======== FRAGMENTO DEL DOCUMENTO ========

Un edificio de relucientes galerías blancas se levanta en la plaza de Ourense. Ya se ha desmontado el andamiaje y el inmueble; tras una rehabilitación complicada que casi ha llegado a su término, luce en todo su esplendor. No serán viviendas, sino una nueva residencia de mayores, de carácter privado, gestionada por la Fundación San Rosendo. La previsión es que el centro tenga unas cuarenta plazas. La obra, realizada por Desarrolla, está en su recta final, pendiente de flecos en su interior y del equipamiento. La puesta en marcha no será, al menos, hasta después del verano, según fuentes de la fundación ourensana.

El número 9 de la plaza de Ourense fue legado por su propietario al Arzobispado de Santiago, con la condición de que la herencia se utilizase para el cuidado de mayores. Tras la cesión de la Iglesia, en 2017, la Fundación San Rosendo solicitó permiso al Concello de A Coruña para la reforma. No fue una autorización sencilla, puesto que el edificio se ubica en el trazado del Camino Inglés y en una zona susceptible de contener restos arqueológicos. No fue hasta 2021, con la pandemia de por medio, que los trabajos obtuvieron autorización de los servicios de Urbanismo municipales. La inversión prevista era de 2 millones de euros.

======== DATOS PROPORCIONADOS ========

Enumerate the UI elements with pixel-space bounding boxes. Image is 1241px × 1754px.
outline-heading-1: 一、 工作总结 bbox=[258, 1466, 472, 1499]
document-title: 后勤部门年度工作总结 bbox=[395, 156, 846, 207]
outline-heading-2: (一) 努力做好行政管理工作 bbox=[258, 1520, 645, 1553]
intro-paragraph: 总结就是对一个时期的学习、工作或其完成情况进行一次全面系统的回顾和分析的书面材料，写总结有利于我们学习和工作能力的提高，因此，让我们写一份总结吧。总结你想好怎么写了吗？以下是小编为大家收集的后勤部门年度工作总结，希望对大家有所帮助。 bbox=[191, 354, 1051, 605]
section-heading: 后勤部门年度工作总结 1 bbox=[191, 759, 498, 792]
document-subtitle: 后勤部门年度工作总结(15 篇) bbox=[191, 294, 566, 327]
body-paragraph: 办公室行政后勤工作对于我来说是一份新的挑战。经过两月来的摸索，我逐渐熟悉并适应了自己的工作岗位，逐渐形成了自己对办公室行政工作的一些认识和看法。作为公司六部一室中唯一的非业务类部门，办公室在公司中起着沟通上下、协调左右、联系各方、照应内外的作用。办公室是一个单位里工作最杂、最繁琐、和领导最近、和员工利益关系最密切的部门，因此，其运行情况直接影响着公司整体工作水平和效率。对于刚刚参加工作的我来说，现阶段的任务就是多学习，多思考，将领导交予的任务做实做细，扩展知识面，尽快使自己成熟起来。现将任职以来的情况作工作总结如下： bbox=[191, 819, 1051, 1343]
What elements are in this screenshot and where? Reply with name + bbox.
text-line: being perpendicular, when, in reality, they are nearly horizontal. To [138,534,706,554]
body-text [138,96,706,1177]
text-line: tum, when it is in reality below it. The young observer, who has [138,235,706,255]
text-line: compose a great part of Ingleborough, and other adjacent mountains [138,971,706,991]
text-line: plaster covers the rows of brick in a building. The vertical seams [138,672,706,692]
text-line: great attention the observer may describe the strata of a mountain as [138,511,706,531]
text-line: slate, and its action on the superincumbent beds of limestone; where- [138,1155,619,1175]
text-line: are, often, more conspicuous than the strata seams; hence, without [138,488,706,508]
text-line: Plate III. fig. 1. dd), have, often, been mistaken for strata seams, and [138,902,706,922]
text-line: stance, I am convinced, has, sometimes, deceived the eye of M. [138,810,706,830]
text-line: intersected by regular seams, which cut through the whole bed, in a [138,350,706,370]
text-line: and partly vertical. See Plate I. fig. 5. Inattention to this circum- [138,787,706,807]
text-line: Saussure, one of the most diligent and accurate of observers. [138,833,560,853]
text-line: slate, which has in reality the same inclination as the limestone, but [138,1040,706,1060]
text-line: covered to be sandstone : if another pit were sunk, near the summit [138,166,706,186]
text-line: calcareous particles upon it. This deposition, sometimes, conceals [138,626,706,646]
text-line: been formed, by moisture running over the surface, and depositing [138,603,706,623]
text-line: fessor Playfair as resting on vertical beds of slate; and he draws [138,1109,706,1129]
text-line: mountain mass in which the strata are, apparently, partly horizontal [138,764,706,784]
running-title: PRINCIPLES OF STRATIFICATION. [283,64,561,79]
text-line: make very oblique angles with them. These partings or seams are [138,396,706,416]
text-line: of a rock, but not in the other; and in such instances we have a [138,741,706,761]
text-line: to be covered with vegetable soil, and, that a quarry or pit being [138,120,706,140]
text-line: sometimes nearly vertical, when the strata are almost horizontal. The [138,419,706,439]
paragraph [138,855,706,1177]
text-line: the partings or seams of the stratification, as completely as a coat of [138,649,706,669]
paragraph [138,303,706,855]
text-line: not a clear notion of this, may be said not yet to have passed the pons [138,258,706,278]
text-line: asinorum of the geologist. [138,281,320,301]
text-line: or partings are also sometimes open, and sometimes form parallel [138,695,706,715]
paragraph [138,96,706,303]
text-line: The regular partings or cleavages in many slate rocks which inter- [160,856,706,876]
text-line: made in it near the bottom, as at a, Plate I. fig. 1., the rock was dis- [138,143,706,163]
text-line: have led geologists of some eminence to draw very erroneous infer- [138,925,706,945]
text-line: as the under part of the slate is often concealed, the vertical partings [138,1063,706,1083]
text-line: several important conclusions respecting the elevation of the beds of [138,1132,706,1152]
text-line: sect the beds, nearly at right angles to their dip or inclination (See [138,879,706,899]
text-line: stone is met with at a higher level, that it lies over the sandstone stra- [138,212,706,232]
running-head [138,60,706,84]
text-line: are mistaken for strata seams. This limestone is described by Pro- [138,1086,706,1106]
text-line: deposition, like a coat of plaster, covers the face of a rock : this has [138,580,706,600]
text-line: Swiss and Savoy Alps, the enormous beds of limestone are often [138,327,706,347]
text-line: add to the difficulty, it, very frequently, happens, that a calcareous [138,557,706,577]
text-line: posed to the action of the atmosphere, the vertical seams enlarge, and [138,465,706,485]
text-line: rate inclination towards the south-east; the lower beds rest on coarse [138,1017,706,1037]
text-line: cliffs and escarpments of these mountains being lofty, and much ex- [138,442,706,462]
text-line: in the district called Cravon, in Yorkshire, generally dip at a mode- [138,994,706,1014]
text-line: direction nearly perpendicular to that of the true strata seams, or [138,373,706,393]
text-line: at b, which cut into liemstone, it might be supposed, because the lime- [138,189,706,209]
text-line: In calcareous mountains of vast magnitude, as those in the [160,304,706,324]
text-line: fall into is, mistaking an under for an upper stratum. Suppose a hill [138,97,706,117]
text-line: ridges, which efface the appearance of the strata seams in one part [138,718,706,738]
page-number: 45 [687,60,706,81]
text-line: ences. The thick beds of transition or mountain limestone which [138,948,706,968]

========

CONSIGNA:
Reproduce literalmente, de principio a fin, el texto sobre la nueva residencia de mayores de la plaza de Ourense. Estos registros provienen de una fuente distinta.

TU RESPUESTA:
Un edificio de relucientes galerías blancas se levanta en la plaza de Ourense. Ya se ha desmontado el andamiaje y el inmueble; tras una rehabilitación complicada que casi ha llegado a su término, luce en todo su esplendor. No serán viviendas, sino una nueva residencia de mayores, de carácter privado, gestionada por la Fundación San Rosendo. La previsión es que el centro tenga unas cuarenta plazas. La obra, realizada por Desarrolla, está en su recta final, pendiente de flecos en su interior y del equipamiento. La puesta en marcha no será, al menos, hasta después del verano, según fuentes de la fundación ourensana.

El número 9 de la plaza de Ourense fue legado por su propietario al Arzobispado de Santiago, con la condición de que la herencia se utilizase para el cuidado de mayores. Tras la cesión de la Iglesia, en 2017, la Fundación San Rosendo solicitó permiso al Concello de A Coruña para la reforma. No fue una autorización sencilla, puesto que el edificio se ubica en el trazado del Camino Inglés y en una zona susceptible de contener restos arqueológicos. No fue hasta 2021, con la pandemia de por medio, que los trabajos obtuvieron autorización de los servicios de Urbanismo municipales. La inversión prevista era de 2 millones de euros.